* **Given data**
------------------------------------
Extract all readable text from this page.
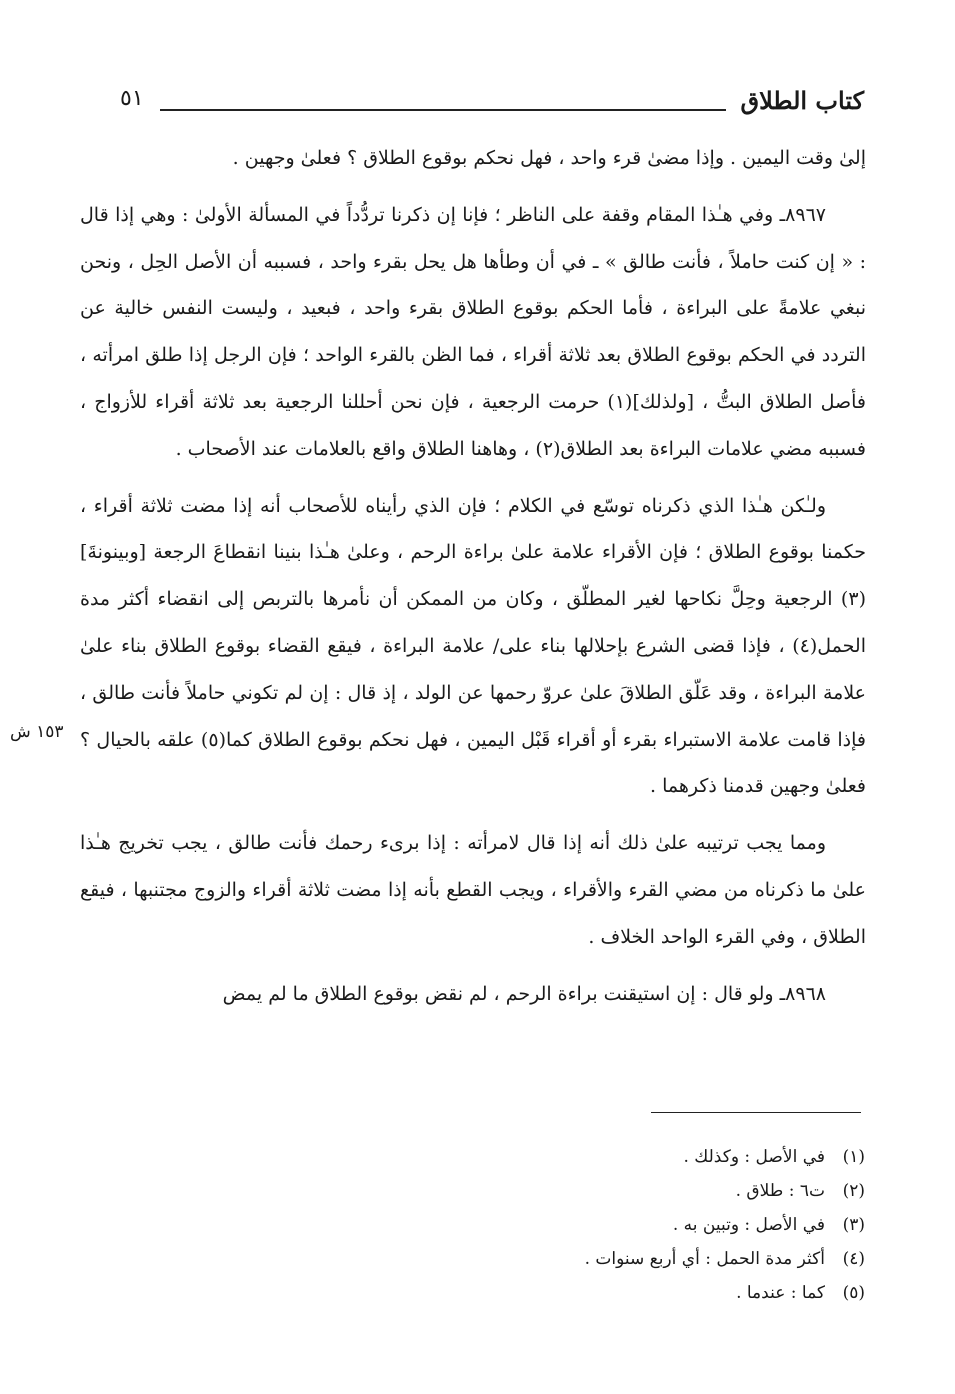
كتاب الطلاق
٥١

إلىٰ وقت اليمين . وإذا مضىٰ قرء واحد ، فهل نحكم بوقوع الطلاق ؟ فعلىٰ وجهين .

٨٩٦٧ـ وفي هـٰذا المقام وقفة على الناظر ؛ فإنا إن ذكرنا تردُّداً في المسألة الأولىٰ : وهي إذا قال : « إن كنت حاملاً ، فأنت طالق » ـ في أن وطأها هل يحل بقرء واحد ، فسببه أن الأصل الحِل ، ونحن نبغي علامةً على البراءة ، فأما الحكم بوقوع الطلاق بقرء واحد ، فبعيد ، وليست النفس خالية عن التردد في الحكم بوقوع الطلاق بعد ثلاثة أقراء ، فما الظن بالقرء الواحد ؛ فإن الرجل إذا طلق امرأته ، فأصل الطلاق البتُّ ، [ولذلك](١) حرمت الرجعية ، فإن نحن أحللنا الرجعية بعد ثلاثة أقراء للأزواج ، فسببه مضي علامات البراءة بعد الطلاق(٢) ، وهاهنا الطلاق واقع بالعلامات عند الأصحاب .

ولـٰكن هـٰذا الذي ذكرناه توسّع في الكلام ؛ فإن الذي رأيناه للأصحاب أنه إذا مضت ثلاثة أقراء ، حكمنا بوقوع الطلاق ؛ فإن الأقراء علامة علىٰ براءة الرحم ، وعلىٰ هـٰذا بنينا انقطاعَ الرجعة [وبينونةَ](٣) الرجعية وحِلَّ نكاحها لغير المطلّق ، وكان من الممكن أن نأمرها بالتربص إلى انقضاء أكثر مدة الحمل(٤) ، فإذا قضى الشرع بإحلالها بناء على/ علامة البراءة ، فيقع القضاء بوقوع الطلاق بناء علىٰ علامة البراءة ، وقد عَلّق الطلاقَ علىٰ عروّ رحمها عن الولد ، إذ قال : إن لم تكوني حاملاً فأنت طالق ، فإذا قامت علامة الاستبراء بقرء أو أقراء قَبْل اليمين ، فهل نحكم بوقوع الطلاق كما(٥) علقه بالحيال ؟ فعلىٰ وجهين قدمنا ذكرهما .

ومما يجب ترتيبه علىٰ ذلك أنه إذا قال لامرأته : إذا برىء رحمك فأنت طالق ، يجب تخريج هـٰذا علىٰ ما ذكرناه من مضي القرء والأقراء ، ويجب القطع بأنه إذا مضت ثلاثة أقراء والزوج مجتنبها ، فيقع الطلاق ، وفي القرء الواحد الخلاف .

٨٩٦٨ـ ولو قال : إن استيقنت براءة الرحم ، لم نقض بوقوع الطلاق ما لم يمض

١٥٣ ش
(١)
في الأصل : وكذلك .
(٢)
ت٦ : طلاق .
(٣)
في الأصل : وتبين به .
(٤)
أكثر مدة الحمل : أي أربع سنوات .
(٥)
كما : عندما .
------------------------------------
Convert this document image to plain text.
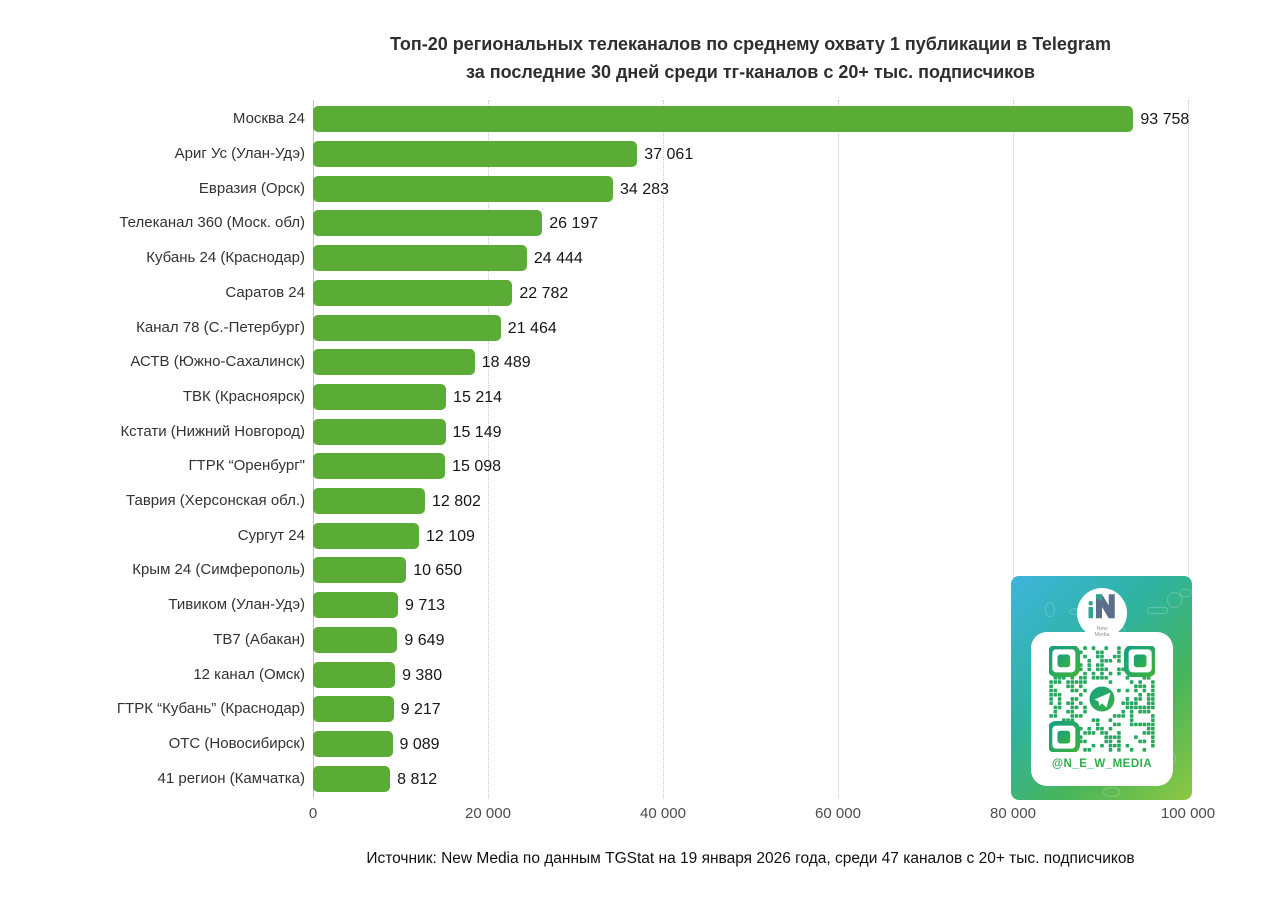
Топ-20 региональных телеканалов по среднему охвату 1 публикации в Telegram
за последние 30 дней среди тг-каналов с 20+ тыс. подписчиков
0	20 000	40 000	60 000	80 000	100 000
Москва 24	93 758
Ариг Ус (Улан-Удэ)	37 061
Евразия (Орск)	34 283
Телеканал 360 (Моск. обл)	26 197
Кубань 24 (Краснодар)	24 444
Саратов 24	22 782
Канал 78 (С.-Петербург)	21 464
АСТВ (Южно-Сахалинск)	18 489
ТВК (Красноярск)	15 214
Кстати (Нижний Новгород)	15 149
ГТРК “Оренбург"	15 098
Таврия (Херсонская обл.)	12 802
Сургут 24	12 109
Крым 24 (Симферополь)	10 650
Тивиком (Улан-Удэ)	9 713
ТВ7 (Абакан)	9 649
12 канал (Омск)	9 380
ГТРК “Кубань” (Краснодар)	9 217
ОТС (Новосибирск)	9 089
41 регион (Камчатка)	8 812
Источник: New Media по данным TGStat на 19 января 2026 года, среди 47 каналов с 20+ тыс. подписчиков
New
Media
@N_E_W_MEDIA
------------------------------------
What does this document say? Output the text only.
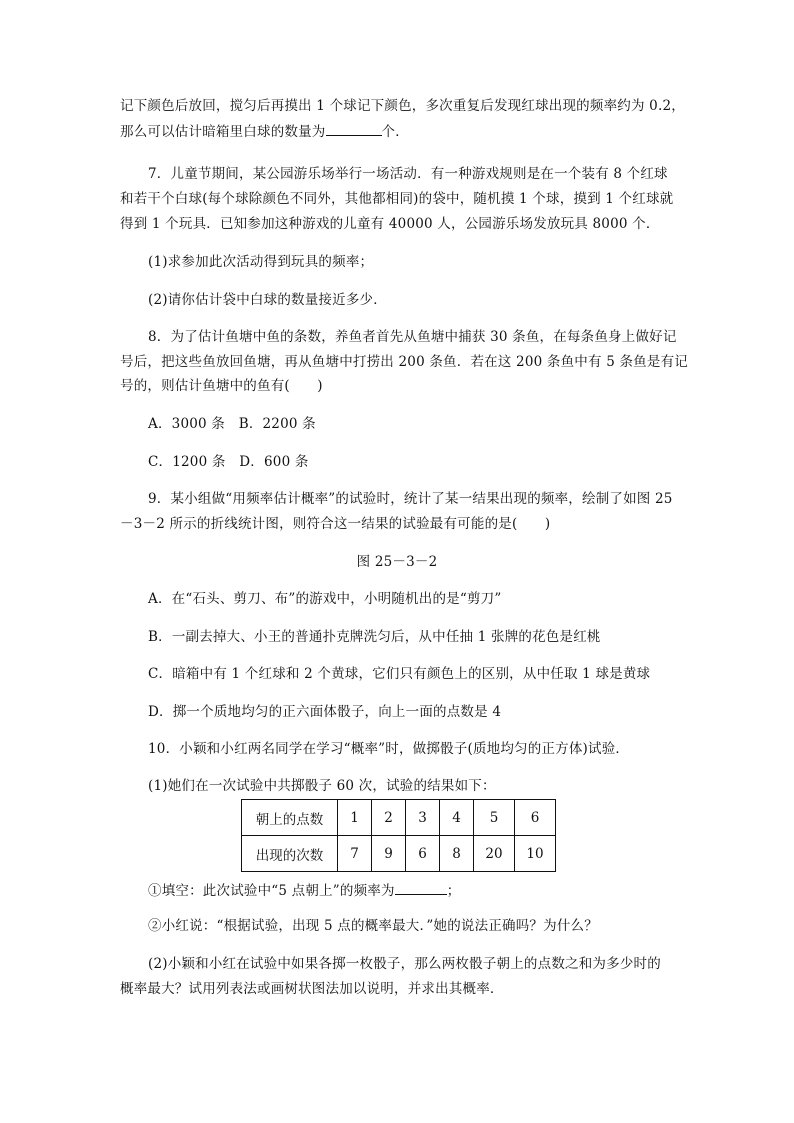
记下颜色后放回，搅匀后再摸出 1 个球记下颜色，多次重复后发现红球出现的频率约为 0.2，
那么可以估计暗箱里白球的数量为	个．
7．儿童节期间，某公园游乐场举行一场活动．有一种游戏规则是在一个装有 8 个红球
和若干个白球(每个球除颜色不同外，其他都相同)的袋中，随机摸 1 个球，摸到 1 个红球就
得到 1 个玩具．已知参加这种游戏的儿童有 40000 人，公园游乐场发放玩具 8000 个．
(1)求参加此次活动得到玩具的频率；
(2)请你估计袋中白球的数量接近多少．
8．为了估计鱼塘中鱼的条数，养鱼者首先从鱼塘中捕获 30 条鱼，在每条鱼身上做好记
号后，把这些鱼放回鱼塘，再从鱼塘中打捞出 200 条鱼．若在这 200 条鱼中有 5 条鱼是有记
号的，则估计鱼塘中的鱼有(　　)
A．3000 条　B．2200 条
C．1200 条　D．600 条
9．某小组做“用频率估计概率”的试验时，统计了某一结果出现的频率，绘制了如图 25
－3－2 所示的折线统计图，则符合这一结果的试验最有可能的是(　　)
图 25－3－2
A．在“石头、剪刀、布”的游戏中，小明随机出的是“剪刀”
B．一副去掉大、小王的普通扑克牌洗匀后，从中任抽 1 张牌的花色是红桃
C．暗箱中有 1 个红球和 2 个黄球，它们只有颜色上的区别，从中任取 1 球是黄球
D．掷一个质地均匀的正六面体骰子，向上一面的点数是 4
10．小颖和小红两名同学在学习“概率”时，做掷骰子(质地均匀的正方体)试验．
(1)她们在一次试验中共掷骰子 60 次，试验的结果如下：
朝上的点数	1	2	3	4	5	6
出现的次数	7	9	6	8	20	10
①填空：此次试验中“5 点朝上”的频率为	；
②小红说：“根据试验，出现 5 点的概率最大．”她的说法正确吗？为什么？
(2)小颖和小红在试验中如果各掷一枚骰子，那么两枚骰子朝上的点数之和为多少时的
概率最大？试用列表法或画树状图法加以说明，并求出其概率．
------------------------------------
Say how many lines of the data hold the string "Краснодар". Reply with the number alone.

* **Answer to this task**
2